§ EXERCISE OBJECTIVE
Quote verbatim the lines between the one holding "592, 286, 616]" and the one holding "352, 479, 376]", inclusive.

§ INFORMATION GIVEN
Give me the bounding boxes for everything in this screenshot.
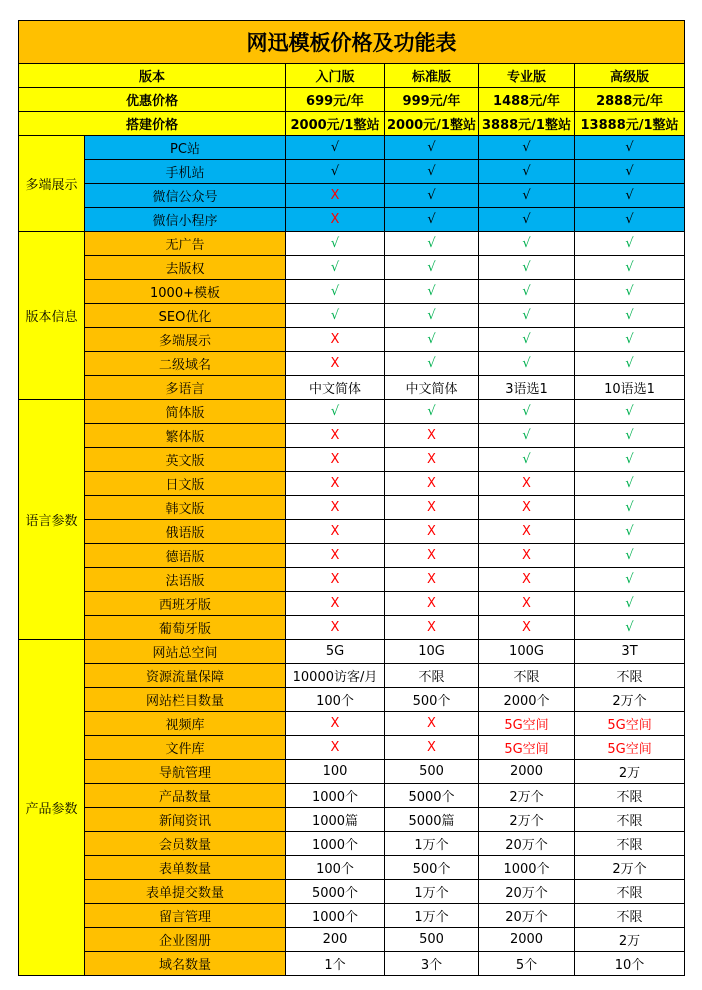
feature-name: 西班牙版	[85, 592, 286, 616]
setup-price-premium: 13888元/1整站	[575, 112, 685, 136]
value-cell-standard: √	[385, 280, 479, 304]
feature-name: 德语版	[85, 544, 286, 568]
feature-name: 俄语版	[85, 520, 286, 544]
value-cell-professional: √	[479, 424, 575, 448]
value-cell-premium: 5G空间	[575, 736, 685, 760]
value-cell-professional: √	[479, 304, 575, 328]
value-cell-premium: 10个	[575, 952, 685, 976]
setup-price-basic: 2000元/1整站	[286, 112, 385, 136]
table-row	[19, 784, 685, 808]
value-cell-premium: √	[575, 304, 685, 328]
value-cell-standard: X	[385, 568, 479, 592]
value-cell-premium: √	[575, 328, 685, 352]
value-cell-premium: √	[575, 568, 685, 592]
feature-name: 产品数量	[85, 784, 286, 808]
feature-name: 新闻资讯	[85, 808, 286, 832]
discount-price-professional: 1488元/年	[479, 88, 575, 112]
value-cell-premium: √	[575, 496, 685, 520]
value-cell-professional: √	[479, 352, 575, 376]
value-cell-professional: 20万个	[479, 832, 575, 856]
value-cell-standard: X	[385, 592, 479, 616]
value-cell-basic: X	[286, 544, 385, 568]
value-cell-standard: √	[385, 352, 479, 376]
value-cell-professional: X	[479, 568, 575, 592]
value-cell-standard: 500	[385, 928, 479, 952]
value-cell-premium: 3T	[575, 640, 685, 664]
table-row	[19, 208, 685, 232]
value-cell-professional: X	[479, 592, 575, 616]
feature-name: 韩文版	[85, 496, 286, 520]
discount-price-row	[19, 88, 685, 112]
value-cell-premium: √	[575, 136, 685, 160]
value-cell-standard: X	[385, 424, 479, 448]
feature-name: 二级域名	[85, 352, 286, 376]
value-cell-basic: √	[286, 304, 385, 328]
value-cell-standard: √	[385, 304, 479, 328]
table-row	[19, 880, 685, 904]
value-cell-premium: 不限	[575, 880, 685, 904]
table-row	[19, 952, 685, 976]
table-row	[19, 712, 685, 736]
value-cell-standard: 中文简体	[385, 376, 479, 400]
feature-name: 葡萄牙版	[85, 616, 286, 640]
value-cell-standard: X	[385, 448, 479, 472]
value-cell-premium: √	[575, 160, 685, 184]
table-row	[19, 280, 685, 304]
table-row	[19, 736, 685, 760]
plan-standard: 标准版	[385, 64, 479, 88]
table-row	[19, 856, 685, 880]
table-row	[19, 256, 685, 280]
value-cell-professional: √	[479, 448, 575, 472]
feature-name: 简体版	[85, 400, 286, 424]
value-cell-standard: 不限	[385, 664, 479, 688]
value-cell-basic: √	[286, 232, 385, 256]
value-cell-professional: √	[479, 160, 575, 184]
value-cell-professional: 5个	[479, 952, 575, 976]
value-cell-standard: 5000个	[385, 784, 479, 808]
feature-name: 无广告	[85, 232, 286, 256]
setup-price-professional: 3888元/1整站	[479, 112, 575, 136]
feature-name: 视频库	[85, 712, 286, 736]
value-cell-professional: 5G空间	[479, 712, 575, 736]
feature-name: 多端展示	[85, 328, 286, 352]
value-cell-premium: √	[575, 592, 685, 616]
value-cell-premium: 不限	[575, 904, 685, 928]
feature-name: 日文版	[85, 472, 286, 496]
feature-name: 留言管理	[85, 904, 286, 928]
value-cell-basic: 10000访客/月	[286, 664, 385, 688]
feature-name: 微信小程序	[85, 208, 286, 232]
value-cell-premium: 不限	[575, 832, 685, 856]
value-cell-standard: √	[385, 256, 479, 280]
plan-professional: 专业版	[479, 64, 575, 88]
feature-name: 英文版	[85, 448, 286, 472]
value-cell-standard: 500个	[385, 856, 479, 880]
feature-name: 企业图册	[85, 928, 286, 952]
value-cell-premium: √	[575, 352, 685, 376]
value-cell-professional: 2000	[479, 928, 575, 952]
value-cell-standard: 500	[385, 760, 479, 784]
value-cell-basic: X	[286, 472, 385, 496]
value-cell-basic: X	[286, 520, 385, 544]
value-cell-basic: 100个	[286, 688, 385, 712]
table-row	[19, 904, 685, 928]
value-cell-premium: √	[575, 544, 685, 568]
value-cell-basic: X	[286, 448, 385, 472]
discount-price-premium: 2888元/年	[575, 88, 685, 112]
title-row	[19, 21, 685, 64]
plan-premium: 高级版	[575, 64, 685, 88]
table-row	[19, 400, 685, 424]
feature-name: 1000+模板	[85, 280, 286, 304]
value-cell-professional: 2万个	[479, 784, 575, 808]
value-cell-professional: √	[479, 400, 575, 424]
value-cell-basic: √	[286, 136, 385, 160]
table-row	[19, 328, 685, 352]
feature-name: 网站栏目数量	[85, 688, 286, 712]
feature-name: 手机站	[85, 160, 286, 184]
value-cell-premium: √	[575, 184, 685, 208]
table-row	[19, 304, 685, 328]
table-row	[19, 232, 685, 256]
feature-name: 微信公众号	[85, 184, 286, 208]
value-cell-professional: 20万个	[479, 880, 575, 904]
pricing-sheet	[18, 20, 684, 976]
value-cell-professional: X	[479, 496, 575, 520]
value-cell-basic: √	[286, 256, 385, 280]
value-cell-basic: X	[286, 424, 385, 448]
value-cell-basic: 5000个	[286, 880, 385, 904]
value-cell-basic: 100个	[286, 856, 385, 880]
group-label: 版本信息	[19, 232, 85, 400]
table-row	[19, 448, 685, 472]
value-cell-professional: 2000个	[479, 688, 575, 712]
value-cell-professional: √	[479, 232, 575, 256]
table-row	[19, 352, 685, 376]
table-row	[19, 568, 685, 592]
feature-name: 多语言	[85, 376, 286, 400]
value-cell-premium: √	[575, 520, 685, 544]
value-cell-standard: 1万个	[385, 880, 479, 904]
value-cell-standard: 3个	[385, 952, 479, 976]
value-cell-premium: √	[575, 208, 685, 232]
value-cell-basic: √	[286, 400, 385, 424]
value-cell-basic: 200	[286, 928, 385, 952]
feature-name: SEO优化	[85, 304, 286, 328]
value-cell-premium: √	[575, 232, 685, 256]
feature-name: 域名数量	[85, 952, 286, 976]
value-cell-standard: X	[385, 712, 479, 736]
value-cell-premium: 5G空间	[575, 712, 685, 736]
table-row	[19, 808, 685, 832]
setup-price-standard: 2000元/1整站	[385, 112, 479, 136]
table-row	[19, 544, 685, 568]
table-row	[19, 472, 685, 496]
value-cell-basic: X	[286, 352, 385, 376]
feature-name: 文件库	[85, 736, 286, 760]
feature-name: 会员数量	[85, 832, 286, 856]
value-cell-professional: X	[479, 544, 575, 568]
table-row	[19, 136, 685, 160]
feature-name: 导航管理	[85, 760, 286, 784]
value-cell-standard: √	[385, 208, 479, 232]
feature-name: 表单提交数量	[85, 880, 286, 904]
setup-label: 搭建价格	[19, 112, 286, 136]
value-cell-basic: 1000个	[286, 832, 385, 856]
value-cell-premium: 不限	[575, 664, 685, 688]
value-cell-standard: √	[385, 328, 479, 352]
value-cell-standard: X	[385, 616, 479, 640]
table-row	[19, 520, 685, 544]
value-cell-premium: √	[575, 280, 685, 304]
value-cell-premium: 10语选1	[575, 376, 685, 400]
value-cell-standard: 1万个	[385, 832, 479, 856]
value-cell-professional: 1000个	[479, 856, 575, 880]
value-cell-professional: 2000	[479, 760, 575, 784]
value-cell-premium: √	[575, 256, 685, 280]
table-row	[19, 184, 685, 208]
table-row	[19, 160, 685, 184]
value-cell-professional: 100G	[479, 640, 575, 664]
value-cell-premium: 2万个	[575, 856, 685, 880]
value-cell-basic: 1000个	[286, 904, 385, 928]
value-cell-professional: 不限	[479, 664, 575, 688]
value-cell-basic: √	[286, 160, 385, 184]
value-cell-professional: X	[479, 616, 575, 640]
value-cell-standard: √	[385, 232, 479, 256]
value-cell-standard: 5000篇	[385, 808, 479, 832]
value-cell-standard: √	[385, 160, 479, 184]
page-title: 网迅模板价格及功能表	[19, 21, 685, 64]
value-cell-professional: X	[479, 472, 575, 496]
value-cell-standard: 500个	[385, 688, 479, 712]
value-cell-professional: √	[479, 280, 575, 304]
value-cell-basic: 中文简体	[286, 376, 385, 400]
value-cell-premium: √	[575, 472, 685, 496]
value-cell-standard: X	[385, 472, 479, 496]
table-row	[19, 424, 685, 448]
value-cell-premium: 2万个	[575, 688, 685, 712]
table-row	[19, 688, 685, 712]
table-row	[19, 664, 685, 688]
feature-name: 网站总空间	[85, 640, 286, 664]
table-row	[19, 832, 685, 856]
value-cell-standard: X	[385, 520, 479, 544]
plan-header-row	[19, 64, 685, 88]
value-cell-professional: 2万个	[479, 808, 575, 832]
table-row	[19, 640, 685, 664]
value-cell-basic: X	[286, 328, 385, 352]
group-label: 语言参数	[19, 400, 85, 640]
value-cell-professional: √	[479, 136, 575, 160]
value-cell-basic: X	[286, 568, 385, 592]
value-cell-professional: √	[479, 256, 575, 280]
discount-label: 优惠价格	[19, 88, 286, 112]
setup-price-row	[19, 112, 685, 136]
value-cell-professional: √	[479, 184, 575, 208]
feature-name: PC站	[85, 136, 286, 160]
table-row	[19, 592, 685, 616]
value-cell-premium: √	[575, 400, 685, 424]
value-cell-premium: √	[575, 424, 685, 448]
value-cell-basic: 5G	[286, 640, 385, 664]
feature-name: 表单数量	[85, 856, 286, 880]
value-cell-standard: X	[385, 736, 479, 760]
value-cell-standard: √	[385, 184, 479, 208]
value-cell-professional: √	[479, 328, 575, 352]
version-label: 版本	[19, 64, 286, 88]
value-cell-standard: X	[385, 496, 479, 520]
value-cell-premium: √	[575, 448, 685, 472]
value-cell-basic: 1个	[286, 952, 385, 976]
group-label: 产品参数	[19, 640, 85, 976]
table-row	[19, 760, 685, 784]
value-cell-premium: √	[575, 616, 685, 640]
discount-price-basic: 699元/年	[286, 88, 385, 112]
value-cell-standard: √	[385, 400, 479, 424]
value-cell-professional: 3语选1	[479, 376, 575, 400]
value-cell-basic: X	[286, 736, 385, 760]
value-cell-standard: X	[385, 544, 479, 568]
value-cell-professional: X	[479, 520, 575, 544]
feature-name: 资源流量保障	[85, 664, 286, 688]
value-cell-standard: 1万个	[385, 904, 479, 928]
value-cell-basic: X	[286, 496, 385, 520]
value-cell-premium: 2万	[575, 760, 685, 784]
table-row	[19, 376, 685, 400]
discount-price-standard: 999元/年	[385, 88, 479, 112]
value-cell-basic: 100	[286, 760, 385, 784]
value-cell-basic: X	[286, 616, 385, 640]
value-cell-standard: 10G	[385, 640, 479, 664]
value-cell-professional: √	[479, 208, 575, 232]
table-row	[19, 928, 685, 952]
value-cell-standard: √	[385, 136, 479, 160]
value-cell-basic: X	[286, 712, 385, 736]
value-cell-basic: 1000个	[286, 784, 385, 808]
value-cell-basic: X	[286, 208, 385, 232]
feature-name: 繁体版	[85, 424, 286, 448]
value-cell-professional: 20万个	[479, 904, 575, 928]
value-cell-premium: 2万	[575, 928, 685, 952]
value-cell-basic: √	[286, 280, 385, 304]
value-cell-premium: 不限	[575, 808, 685, 832]
table-row	[19, 616, 685, 640]
plan-basic: 入门版	[286, 64, 385, 88]
feature-name: 法语版	[85, 568, 286, 592]
value-cell-basic: 1000篇	[286, 808, 385, 832]
value-cell-professional: 5G空间	[479, 736, 575, 760]
value-cell-premium: 不限	[575, 784, 685, 808]
value-cell-basic: X	[286, 184, 385, 208]
table-row	[19, 496, 685, 520]
group-label: 多端展示	[19, 136, 85, 232]
pricing-table	[18, 20, 685, 976]
feature-name: 去版权	[85, 256, 286, 280]
value-cell-basic: X	[286, 592, 385, 616]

§ RESULT
feature-name: 西班牙版	[85, 592, 286, 616]
setup-price-premium: 13888元/1整站	[575, 112, 685, 136]
value-cell-standard: √	[385, 280, 479, 304]
feature-name: 德语版	[85, 544, 286, 568]
feature-name: 俄语版	[85, 520, 286, 544]
value-cell-professional: √	[479, 424, 575, 448]
value-cell-premium: 5G空间	[575, 736, 685, 760]
value-cell-professional: √	[479, 304, 575, 328]
value-cell-premium: 10个	[575, 952, 685, 976]
setup-price-basic: 2000元/1整站	[286, 112, 385, 136]
table-row	[19, 784, 685, 808]
value-cell-premium: √	[575, 304, 685, 328]
value-cell-standard: X	[385, 568, 479, 592]
value-cell-premium: √	[575, 328, 685, 352]
value-cell-premium: √	[575, 568, 685, 592]
feature-name: 产品数量	[85, 784, 286, 808]
feature-name: 新闻资讯	[85, 808, 286, 832]
discount-price-professional: 1488元/年	[479, 88, 575, 112]
value-cell-premium: √	[575, 496, 685, 520]
value-cell-professional: √	[479, 352, 575, 376]
value-cell-professional: 20万个	[479, 832, 575, 856]
value-cell-standard: X	[385, 592, 479, 616]
value-cell-basic: X	[286, 544, 385, 568]
value-cell-standard: √	[385, 352, 479, 376]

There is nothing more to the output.